▶ [GIVEN REQUEST]:
Pull each line holding "text" out of the entries below.

▶ [MATERIAL SHOWN]:
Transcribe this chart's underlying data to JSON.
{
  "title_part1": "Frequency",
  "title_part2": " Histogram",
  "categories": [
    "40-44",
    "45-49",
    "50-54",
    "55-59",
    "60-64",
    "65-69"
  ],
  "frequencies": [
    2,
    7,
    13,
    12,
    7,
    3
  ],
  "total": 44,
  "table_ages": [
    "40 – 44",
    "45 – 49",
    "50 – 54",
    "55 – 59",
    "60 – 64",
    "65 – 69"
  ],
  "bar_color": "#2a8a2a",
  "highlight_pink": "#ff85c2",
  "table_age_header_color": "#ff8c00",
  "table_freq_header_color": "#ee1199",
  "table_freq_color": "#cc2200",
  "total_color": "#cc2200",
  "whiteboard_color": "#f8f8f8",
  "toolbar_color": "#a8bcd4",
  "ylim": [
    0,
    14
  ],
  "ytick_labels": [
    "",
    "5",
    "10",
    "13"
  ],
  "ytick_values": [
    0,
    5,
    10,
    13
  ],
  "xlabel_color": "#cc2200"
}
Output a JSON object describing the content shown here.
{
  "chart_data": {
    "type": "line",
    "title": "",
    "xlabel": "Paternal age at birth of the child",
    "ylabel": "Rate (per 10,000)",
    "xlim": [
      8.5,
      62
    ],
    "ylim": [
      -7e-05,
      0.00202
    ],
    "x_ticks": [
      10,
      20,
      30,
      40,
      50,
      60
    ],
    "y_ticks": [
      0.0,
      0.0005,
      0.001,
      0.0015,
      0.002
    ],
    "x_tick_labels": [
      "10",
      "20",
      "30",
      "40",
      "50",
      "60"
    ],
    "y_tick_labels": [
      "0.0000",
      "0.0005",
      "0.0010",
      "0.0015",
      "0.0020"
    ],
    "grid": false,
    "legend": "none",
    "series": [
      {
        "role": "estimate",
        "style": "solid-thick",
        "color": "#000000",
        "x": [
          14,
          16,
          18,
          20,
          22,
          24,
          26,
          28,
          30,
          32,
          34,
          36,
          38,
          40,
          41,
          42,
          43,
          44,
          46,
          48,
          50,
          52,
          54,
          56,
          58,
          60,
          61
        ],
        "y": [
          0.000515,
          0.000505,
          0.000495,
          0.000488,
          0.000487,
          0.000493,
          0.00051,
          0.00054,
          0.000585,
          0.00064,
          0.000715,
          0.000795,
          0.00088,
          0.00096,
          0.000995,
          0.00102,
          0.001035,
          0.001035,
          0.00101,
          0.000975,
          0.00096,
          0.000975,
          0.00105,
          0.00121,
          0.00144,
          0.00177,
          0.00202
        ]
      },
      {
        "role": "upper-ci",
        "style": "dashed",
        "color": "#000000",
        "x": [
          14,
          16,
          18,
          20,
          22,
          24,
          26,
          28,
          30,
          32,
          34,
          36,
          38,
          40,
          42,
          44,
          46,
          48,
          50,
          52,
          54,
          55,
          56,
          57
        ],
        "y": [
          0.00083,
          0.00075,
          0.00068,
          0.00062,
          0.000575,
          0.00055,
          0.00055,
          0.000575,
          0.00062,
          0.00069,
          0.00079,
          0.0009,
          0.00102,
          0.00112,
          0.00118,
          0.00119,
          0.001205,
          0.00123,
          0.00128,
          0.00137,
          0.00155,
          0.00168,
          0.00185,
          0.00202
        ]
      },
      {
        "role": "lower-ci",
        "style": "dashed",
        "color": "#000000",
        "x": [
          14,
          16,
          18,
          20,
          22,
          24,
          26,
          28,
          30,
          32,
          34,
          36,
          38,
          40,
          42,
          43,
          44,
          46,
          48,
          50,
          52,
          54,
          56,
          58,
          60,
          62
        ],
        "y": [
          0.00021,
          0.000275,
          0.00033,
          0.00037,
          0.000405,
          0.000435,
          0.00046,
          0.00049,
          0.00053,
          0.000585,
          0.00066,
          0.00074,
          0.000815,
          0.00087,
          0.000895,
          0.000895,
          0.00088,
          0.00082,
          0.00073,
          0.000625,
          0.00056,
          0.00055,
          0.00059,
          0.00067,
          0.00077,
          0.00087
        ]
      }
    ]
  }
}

...

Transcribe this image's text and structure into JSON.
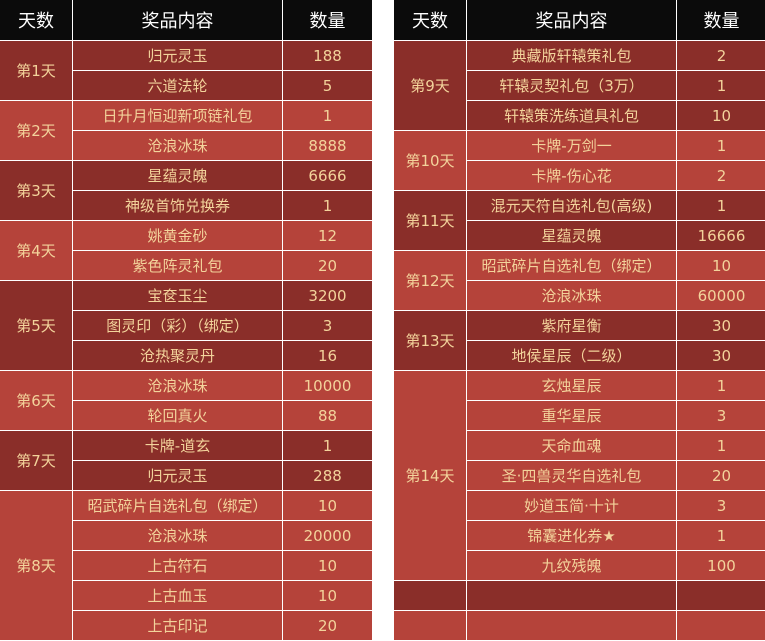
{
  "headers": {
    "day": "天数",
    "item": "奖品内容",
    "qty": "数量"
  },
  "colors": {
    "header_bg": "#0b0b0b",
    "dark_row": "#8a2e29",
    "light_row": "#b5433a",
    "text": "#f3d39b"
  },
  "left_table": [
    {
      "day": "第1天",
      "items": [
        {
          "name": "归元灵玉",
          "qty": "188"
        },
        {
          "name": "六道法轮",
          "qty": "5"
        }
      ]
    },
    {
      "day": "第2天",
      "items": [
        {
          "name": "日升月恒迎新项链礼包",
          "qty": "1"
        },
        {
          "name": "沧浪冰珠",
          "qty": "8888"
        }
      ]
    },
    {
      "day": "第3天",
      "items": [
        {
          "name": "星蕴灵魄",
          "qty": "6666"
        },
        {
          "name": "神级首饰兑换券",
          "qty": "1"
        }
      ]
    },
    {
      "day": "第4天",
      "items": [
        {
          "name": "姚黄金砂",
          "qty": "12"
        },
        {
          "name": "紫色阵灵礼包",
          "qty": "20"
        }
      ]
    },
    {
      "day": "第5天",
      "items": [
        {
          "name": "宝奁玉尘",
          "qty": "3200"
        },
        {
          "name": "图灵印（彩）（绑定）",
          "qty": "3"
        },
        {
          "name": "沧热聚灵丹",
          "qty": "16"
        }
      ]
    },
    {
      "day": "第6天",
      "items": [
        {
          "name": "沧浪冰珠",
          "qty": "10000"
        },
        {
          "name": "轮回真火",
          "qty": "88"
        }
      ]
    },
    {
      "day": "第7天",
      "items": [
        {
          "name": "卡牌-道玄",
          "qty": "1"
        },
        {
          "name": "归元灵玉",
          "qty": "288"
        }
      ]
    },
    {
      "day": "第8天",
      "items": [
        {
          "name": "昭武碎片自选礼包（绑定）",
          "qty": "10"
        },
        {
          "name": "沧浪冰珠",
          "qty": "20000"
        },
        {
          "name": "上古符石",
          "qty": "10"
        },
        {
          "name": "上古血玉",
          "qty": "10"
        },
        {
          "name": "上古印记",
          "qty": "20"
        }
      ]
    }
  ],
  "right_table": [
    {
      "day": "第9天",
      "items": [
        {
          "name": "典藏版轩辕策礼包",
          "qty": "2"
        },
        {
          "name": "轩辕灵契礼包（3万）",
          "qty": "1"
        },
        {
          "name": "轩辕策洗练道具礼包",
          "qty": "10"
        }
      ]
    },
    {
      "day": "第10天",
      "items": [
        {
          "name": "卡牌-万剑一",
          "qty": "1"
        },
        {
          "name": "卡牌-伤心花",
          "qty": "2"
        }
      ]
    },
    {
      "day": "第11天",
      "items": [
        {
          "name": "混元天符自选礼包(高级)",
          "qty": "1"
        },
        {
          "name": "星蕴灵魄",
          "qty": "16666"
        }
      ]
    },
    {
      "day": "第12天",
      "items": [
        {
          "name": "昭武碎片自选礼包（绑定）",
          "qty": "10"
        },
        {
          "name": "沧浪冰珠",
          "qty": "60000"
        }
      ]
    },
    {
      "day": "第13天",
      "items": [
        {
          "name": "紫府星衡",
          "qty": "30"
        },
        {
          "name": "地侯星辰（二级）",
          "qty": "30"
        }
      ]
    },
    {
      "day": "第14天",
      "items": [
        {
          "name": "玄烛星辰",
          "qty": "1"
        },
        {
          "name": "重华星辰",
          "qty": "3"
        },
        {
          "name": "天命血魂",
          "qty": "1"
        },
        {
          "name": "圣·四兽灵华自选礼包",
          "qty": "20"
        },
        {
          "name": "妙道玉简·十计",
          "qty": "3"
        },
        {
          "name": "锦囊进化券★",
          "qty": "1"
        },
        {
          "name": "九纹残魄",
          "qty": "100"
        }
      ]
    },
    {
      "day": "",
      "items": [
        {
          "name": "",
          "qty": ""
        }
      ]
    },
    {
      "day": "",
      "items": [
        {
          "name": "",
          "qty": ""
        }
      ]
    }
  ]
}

▶ [TASK RESPONSE]:
Transcribe this image's text and structure into JSON.
    "text": "#f3d39b"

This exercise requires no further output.